EXERCISE INSTRUCTIONS
Every record should be repeated exactly, except that pictures are left out.

— BEGIN —

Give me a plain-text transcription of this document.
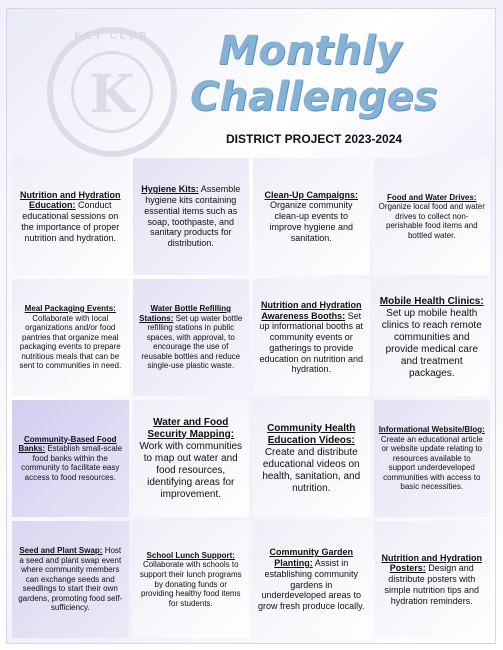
KEY CLUB
K
Monthly
Challenges
DISTRICT PROJECT 2023-2024
Nutrition and Hydration Education: Conduct educational sessions on the importance of proper nutrition and hydration.
Hygiene Kits: Assemble hygiene kits containing essential items such as soap, toothpaste, and sanitary products for distribution.
Clean-Up Campaigns: Organize community clean-up events to improve hygiene and sanitation.
Food and Water Drives: Organize local food and water drives to collect non-perishable food items and bottled water.
Meal Packaging Events: Collaborate with local organizations and/or food pantries that organize meal packaging events to prepare nutritious meals that can be sent to communities in need.
Water Bottle Refilling Stations: Set up water bottle refilling stations in public spaces, with approval, to encourage the use of reusable bottles and reduce single-use plastic waste.
Nutrition and Hydration Awareness Booths: Set up informational booths at community events or gatherings to provide education on nutrition and hydration.
Mobile Health Clinics: Set up mobile health clinics to reach remote communities and provide medical care and treatment packages.
Community-Based Food Banks: Establish small-scale food banks within the community to facilitate easy access to food resources.
Water and Food Security Mapping: Work with communities to map out water and food resources, identifying areas for improvement.
Community Health Education Videos: Create and distribute educational videos on health, sanitation, and nutrition.
Informational Website/Blog: Create an educational article or website update relating to resources available to support underdeveloped communities with access to basic necessities.
Seed and Plant Swap: Host a seed and plant swap event where community members can exchange seeds and seedlings to start their own gardens, promoting food self-sufficiency.
School Lunch Support: Collaborate with schools to support their lunch programs by donating funds or providing healthy food items for students.
Community Garden Planting: Assist in establishing community gardens in underdeveloped areas to grow fresh produce locally.
Nutrition and Hydration Posters: Design and distribute posters with simple nutrition tips and hydration reminders.
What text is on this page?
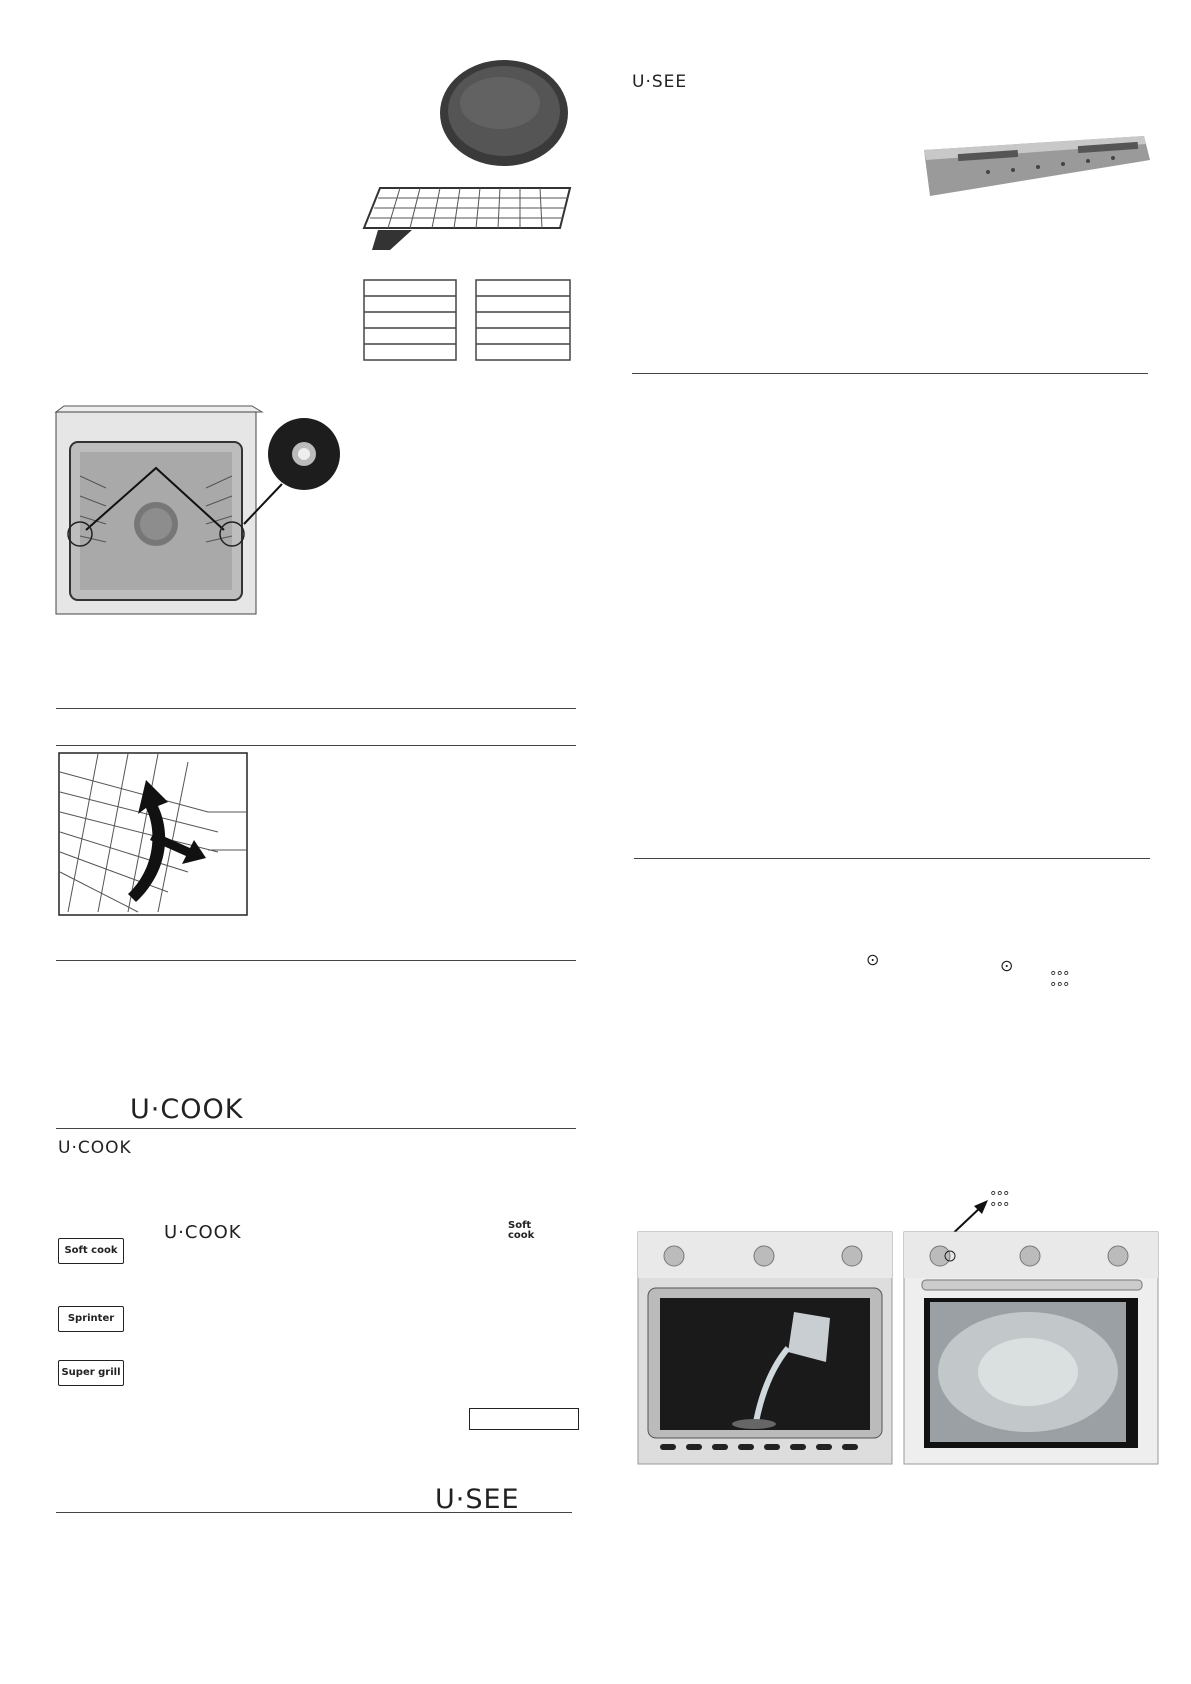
U·COOK
U·COOK
U·COOK	Soft cook
Soft cook
Sprinter
Super grill
U·SEE
U·SEE
⊙	⊙
°°°
°°°
°°°
°°°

— END —

CORRECT RESPONSE
Give me a plain-text transcription of this document.
KEY CLUB
K
Monthly
Challenges
DISTRICT PROJECT 2023-2024
Nutrition and Hydration Education: Conduct educational sessions on the importance of proper nutrition and hydration.
Hygiene Kits: Assemble hygiene kits containing essential items such as soap, toothpaste, and sanitary products for distribution.
Clean-Up Campaigns: Organize community clean-up events to improve hygiene and sanitation.
Food and Water Drives: Organize local food and water drives to collect non-perishable food items and bottled water.
Meal Packaging Events: Collaborate with local organizations and/or food pantries that organize meal packaging events to prepare nutritious meals that can be sent to communities in need.
Water Bottle Refilling Stations: Set up water bottle refilling stations in public spaces, with approval, to encourage the use of reusable bottles and reduce single-use plastic waste.
Nutrition and Hydration Awareness Booths: Set up informational booths at community events or gatherings to provide education on nutrition and hydration.
Mobile Health Clinics: Set up mobile health clinics to reach remote communities and provide medical care and treatment packages.
Community-Based Food Banks: Establish small-scale food banks within the community to facilitate easy access to food resources.
Water and Food Security Mapping: Work with communities to map out water and food resources, identifying areas for improvement.
Community Health Education Videos: Create and distribute educational videos on health, sanitation, and nutrition.
Informational Website/Blog: Create an educational article or website update relating to resources available to support underdeveloped communities with access to basic necessities.
Seed and Plant Swap: Host a seed and plant swap event where community members can exchange seeds and seedlings to start their own gardens, promoting food self-sufficiency.
School Lunch Support: Collaborate with schools to support their lunch programs by donating funds or providing healthy food items for students.
Community Garden Planting: Assist in establishing community gardens in underdeveloped areas to grow fresh produce locally.
Nutrition and Hydration Posters: Design and distribute posters with simple nutrition tips and hydration reminders.
What text is on this page?
U·COOK
U·COOK
U·COOK	Soft cook
Soft cook
Sprinter
Super grill
U·SEE
U·SEE
⊙	⊙
°°°
°°°
°°°
°°°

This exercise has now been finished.